(Collected data)

______

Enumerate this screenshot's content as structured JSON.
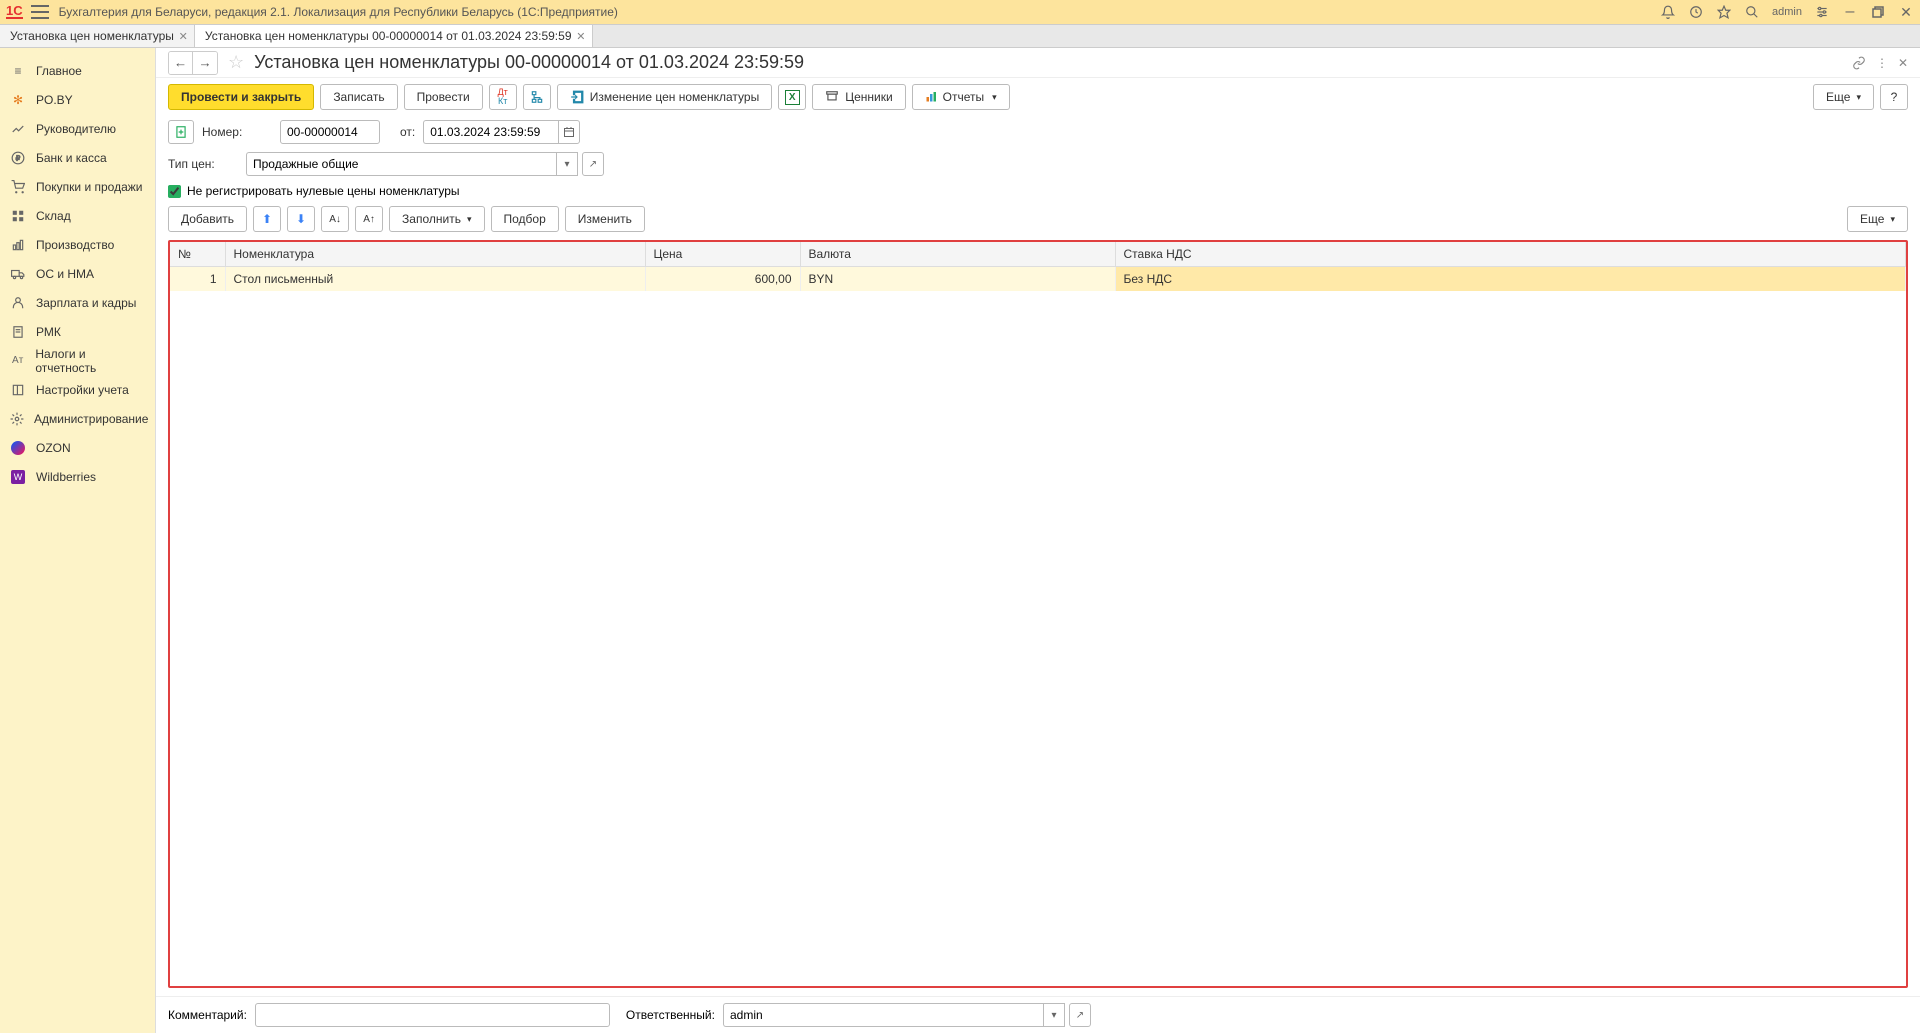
{
  "app": {
    "title": "Бухгалтерия для Беларуси, редакция 2.1. Локализация для Республики Беларусь   (1С:Предприятие)",
    "user": "admin"
  },
  "tabs": [
    {
      "label": "Установка цен номенклатуры",
      "active": false
    },
    {
      "label": "Установка цен номенклатуры 00-00000014 от 01.03.2024 23:59:59",
      "active": true
    }
  ],
  "sidebar": {
    "items": [
      {
        "label": "Главное",
        "icon": "menu"
      },
      {
        "label": "PO.BY",
        "icon": "poby"
      },
      {
        "label": "Руководителю",
        "icon": "chart"
      },
      {
        "label": "Банк и касса",
        "icon": "ruble"
      },
      {
        "label": "Покупки и продажи",
        "icon": "cart"
      },
      {
        "label": "Склад",
        "icon": "grid"
      },
      {
        "label": "Производство",
        "icon": "factory"
      },
      {
        "label": "ОС и НМА",
        "icon": "truck"
      },
      {
        "label": "Зарплата и кадры",
        "icon": "person"
      },
      {
        "label": "РМК",
        "icon": "receipt"
      },
      {
        "label": "Налоги и отчетность",
        "icon": "doc"
      },
      {
        "label": "Настройки учета",
        "icon": "book"
      },
      {
        "label": "Администрирование",
        "icon": "gear"
      },
      {
        "label": "OZON",
        "icon": "ozon"
      },
      {
        "label": "Wildberries",
        "icon": "wb"
      }
    ]
  },
  "doc": {
    "title": "Установка цен номенклатуры 00-00000014 от 01.03.2024 23:59:59",
    "toolbar": {
      "post_close": "Провести и закрыть",
      "save": "Записать",
      "post": "Провести",
      "price_change": "Изменение цен номенклатуры",
      "pricetags": "Ценники",
      "reports": "Отчеты",
      "more": "Еще"
    },
    "fields": {
      "number_label": "Номер:",
      "number": "00-00000014",
      "date_label": "от:",
      "date": "01.03.2024 23:59:59",
      "price_type_label": "Тип цен:",
      "price_type": "Продажные общие",
      "skip_zero_label": "Не регистрировать нулевые цены номенклатуры",
      "skip_zero": true
    },
    "table_toolbar": {
      "add": "Добавить",
      "fill": "Заполнить",
      "pick": "Подбор",
      "edit": "Изменить",
      "more": "Еще"
    },
    "table": {
      "columns": [
        "№",
        "Номенклатура",
        "Цена",
        "Валюта",
        "Ставка НДС"
      ],
      "rows": [
        {
          "n": "1",
          "item": "Стол письменный",
          "price": "600,00",
          "currency": "BYN",
          "vat": "Без НДС"
        }
      ]
    },
    "footer": {
      "comment_label": "Комментарий:",
      "comment": "",
      "responsible_label": "Ответственный:",
      "responsible": "admin"
    }
  }
}
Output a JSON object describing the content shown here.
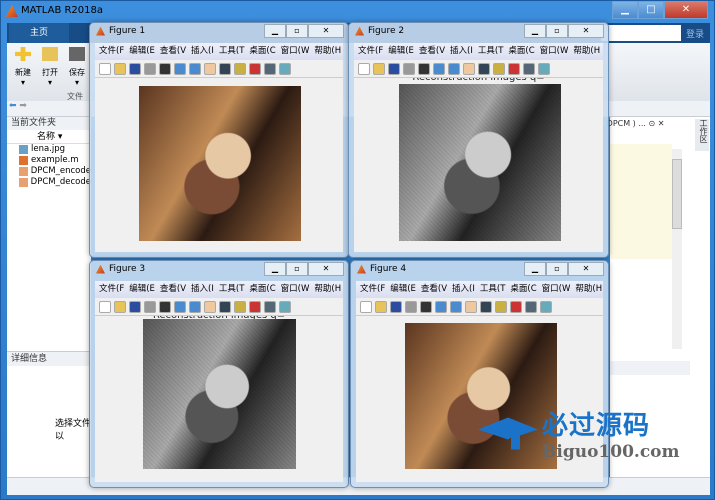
{
  "app": {
    "title": "MATLAB R2018a",
    "login": "登录"
  },
  "tabs": {
    "home": "主页"
  },
  "ribbon": {
    "new": "新建",
    "open": "打开",
    "save": "保存",
    "group": "文件"
  },
  "browser": {
    "header": "当前文件夹",
    "column": "名称 ▾",
    "files": [
      "lena.jpg",
      "example.m",
      "DPCM_encode",
      "DPCM_decode"
    ]
  },
  "details": {
    "header": "详细信息",
    "select": "选择文件以"
  },
  "editor": {
    "tab": "( DPCM ) ...",
    "workspace": "工作区"
  },
  "figure_menu": [
    "文件(F",
    "编辑(E",
    "查看(V",
    "插入(I",
    "工具(T",
    "桌面(C",
    "窗口(W",
    "帮助(H"
  ],
  "figures": [
    {
      "title": "Figure 1",
      "plot_title": "",
      "style": "color"
    },
    {
      "title": "Figure 2",
      "plot_title": "Reconstruction images q=",
      "style": "gray"
    },
    {
      "title": "Figure 3",
      "plot_title": "Reconstruction images q=",
      "style": "gray"
    },
    {
      "title": "Figure 4",
      "plot_title": "",
      "style": "color"
    }
  ],
  "watermark": {
    "cn": "必过源码",
    "en": "Biguo100.com"
  }
}
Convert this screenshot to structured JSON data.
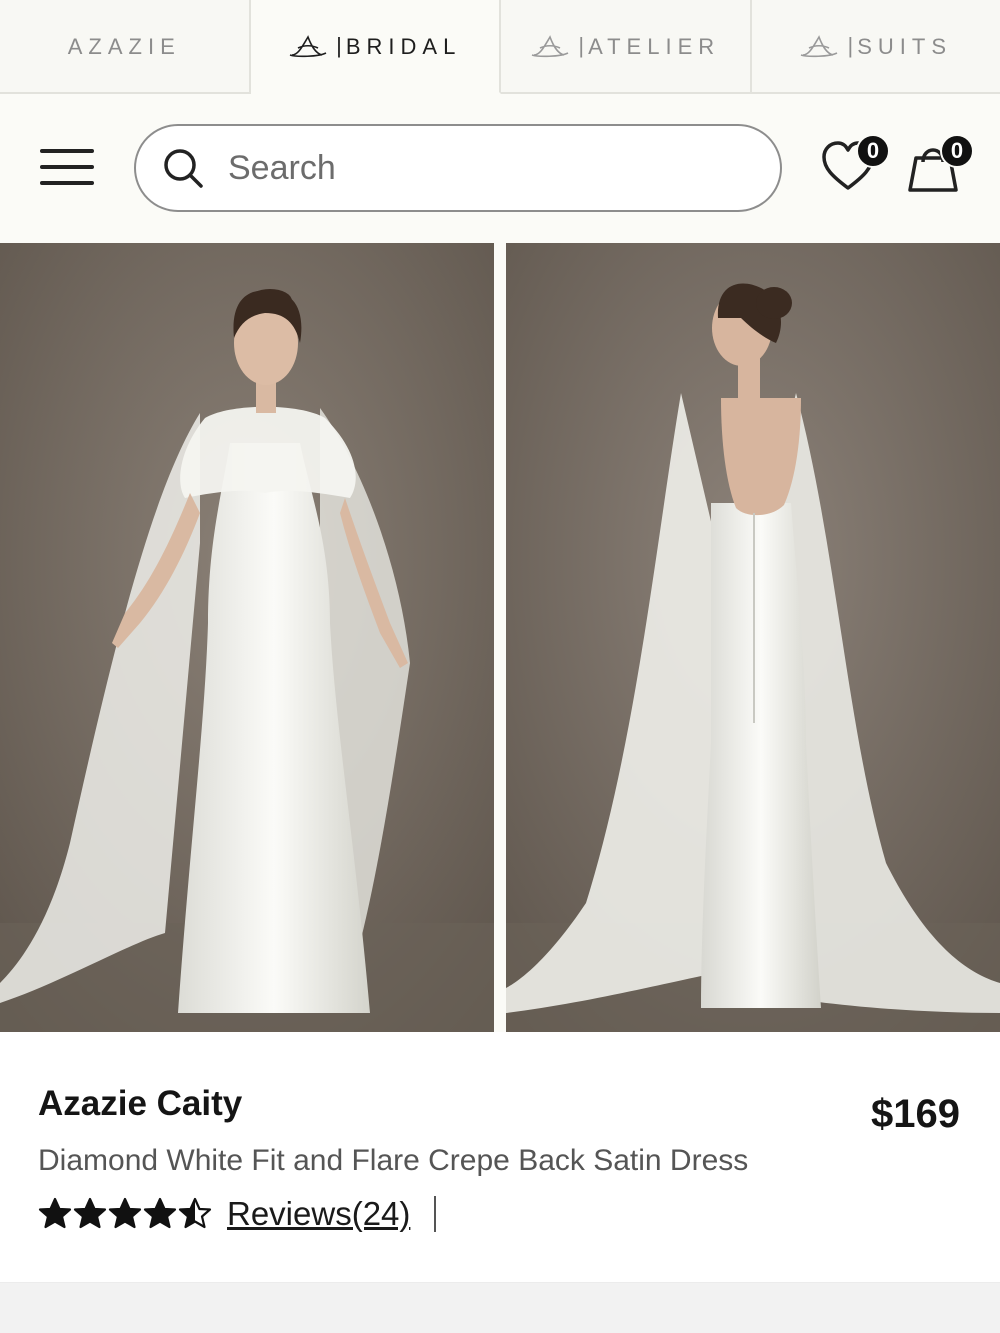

______

Return each full line of the entries that contains the word "this".

Enumerate this screenshot's content as structured JSON.
Convert this screenshot to structured JSON data.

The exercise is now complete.